Set task: Print all of the entries exactly, minus the pictures.

═══ Input for this task

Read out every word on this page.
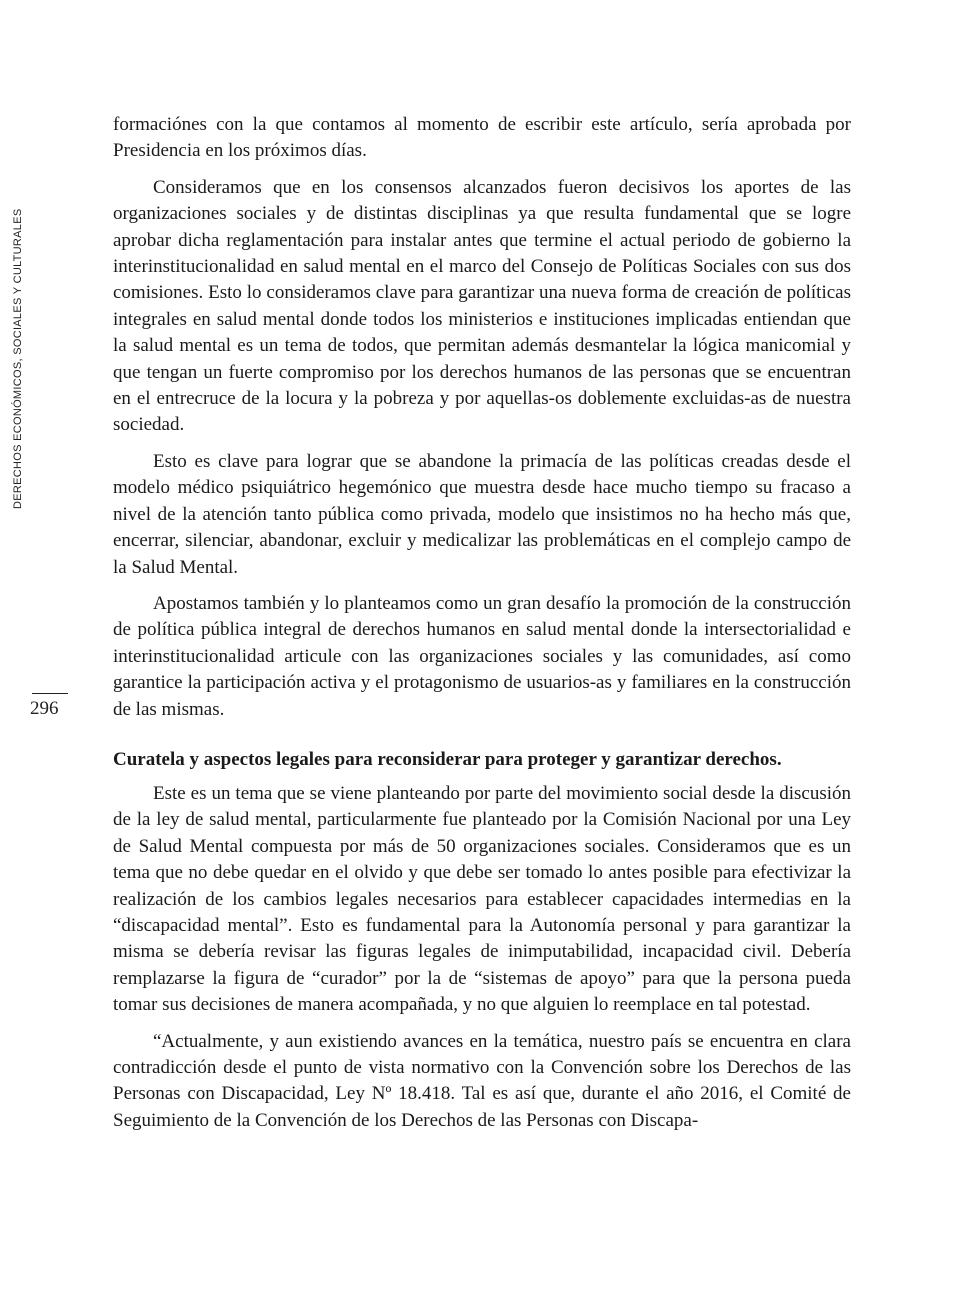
DERECHOS ECONÓMICOS, SOCIALES Y CULTURALES
296

formaciónes con la que contamos al momento de escribir este artículo, sería aprobada por Presidencia en los próximos días.

Consideramos que en los consensos alcanzados fueron decisivos los aportes de las organizaciones sociales y de distintas disciplinas ya que resulta fundamental que se logre aprobar dicha reglamentación para instalar antes que termine el actual periodo de gobierno la interinstitucionalidad en salud mental en el marco del Consejo de Políticas Sociales con sus dos comisiones. Esto lo consideramos clave para garantizar una nueva forma de creación de políticas integrales en salud mental donde todos los ministerios e instituciones implicadas entiendan que la salud mental es un tema de todos, que permitan además desmantelar la lógica manicomial y que tengan un fuerte compromiso por los derechos humanos de las personas que se encuentran en el entrecruce de la locura y la pobreza y por aquellas-os doblemente excluidas-as de nuestra sociedad.

Esto es clave para lograr que se abandone la primacía de las políticas creadas desde el modelo médico psiquiátrico hegemónico que muestra desde hace mucho tiempo su fracaso a nivel de la atención tanto pública como privada, modelo que insistimos no ha hecho más que, encerrar, silenciar, abandonar, excluir y medicalizar las problemáticas en el complejo campo de la Salud Mental.

Apostamos también y lo planteamos como un gran desafío la promoción de la construcción de política pública integral de derechos humanos en salud mental donde la intersectorialidad e interinstitucionalidad articule con las organizaciones sociales y las comunidades, así como garantice la participación activa y el protagonismo de usuarios-as y familiares en la construcción de las mismas.

Curatela y aspectos legales para reconsiderar para proteger y garantizar derechos.

Este es un tema que se viene planteando por parte del movimiento social desde la discusión de la ley de salud mental, particularmente fue planteado por la Comisión Nacional por una Ley de Salud Mental compuesta por más de 50 organizaciones sociales. Consideramos que es un tema que no debe quedar en el olvido y que debe ser tomado lo antes posible para efectivizar la realización de los cambios legales necesarios para establecer capacidades intermedias en la “discapacidad mental”. Esto es fundamental para la Autonomía personal y para garantizar la misma se debería revisar las figuras legales de inimputabilidad, incapacidad civil. Debería remplazarse la figura de “curador” por la de “sistemas de apoyo” para que la persona pueda tomar sus decisiones de manera acompañada, y no que alguien lo reemplace en tal potestad.

“Actualmente, y aun existiendo avances en la temática, nuestro país se encuentra en clara contradicción desde el punto de vista normativo con la Convención sobre los Derechos de las Personas con Discapacidad, Ley Nº 18.418. Tal es así que, durante el año 2016, el Comité de Seguimiento de la Convención de los Derechos de las Personas con Discapa-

══════

Task solution:
Read out every word on this page.
DERECHOS ECONÓMICOS, SOCIALES Y CULTURALES
296

formaciónes con la que contamos al momento de escribir este artículo, sería aprobada por Presidencia en los próximos días.

Consideramos que en los consensos alcanzados fueron decisivos los aportes de las organizaciones sociales y de distintas disciplinas ya que resulta fundamental que se logre aprobar dicha reglamentación para instalar antes que termine el actual periodo de gobierno la interinstitucionalidad en salud mental en el marco del Consejo de Políticas Sociales con sus dos comisiones. Esto lo consideramos clave para garantizar una nueva forma de creación de políticas integrales en salud mental donde todos los ministerios e instituciones implicadas entiendan que la salud mental es un tema de todos, que permitan además desmantelar la lógica manicomial y que tengan un fuerte compromiso por los derechos humanos de las personas que se encuentran en el entrecruce de la locura y la pobreza y por aquellas-os doblemente excluidas-as de nuestra sociedad.

Esto es clave para lograr que se abandone la primacía de las políticas creadas desde el modelo médico psiquiátrico hegemónico que muestra desde hace mucho tiempo su fracaso a nivel de la atención tanto pública como privada, modelo que insistimos no ha hecho más que, encerrar, silenciar, abandonar, excluir y medicalizar las problemáticas en el complejo campo de la Salud Mental.

Apostamos también y lo planteamos como un gran desafío la promoción de la construcción de política pública integral de derechos humanos en salud mental donde la intersectorialidad e interinstitucionalidad articule con las organizaciones sociales y las comunidades, así como garantice la participación activa y el protagonismo de usuarios-as y familiares en la construcción de las mismas.

Curatela y aspectos legales para reconsiderar para proteger y garantizar derechos.

Este es un tema que se viene planteando por parte del movimiento social desde la discusión de la ley de salud mental, particularmente fue planteado por la Comisión Nacional por una Ley de Salud Mental compuesta por más de 50 organizaciones sociales. Consideramos que es un tema que no debe quedar en el olvido y que debe ser tomado lo antes posible para efectivizar la realización de los cambios legales necesarios para establecer capacidades intermedias en la “discapacidad mental”. Esto es fundamental para la Autonomía personal y para garantizar la misma se debería revisar las figuras legales de inimputabilidad, incapacidad civil. Debería remplazarse la figura de “curador” por la de “sistemas de apoyo” para que la persona pueda tomar sus decisiones de manera acompañada, y no que alguien lo reemplace en tal potestad.

“Actualmente, y aun existiendo avances en la temática, nuestro país se encuentra en clara contradicción desde el punto de vista normativo con la Convención sobre los Derechos de las Personas con Discapacidad, Ley Nº 18.418. Tal es así que, durante el año 2016, el Comité de Seguimiento de la Convención de los Derechos de las Personas con Discapa-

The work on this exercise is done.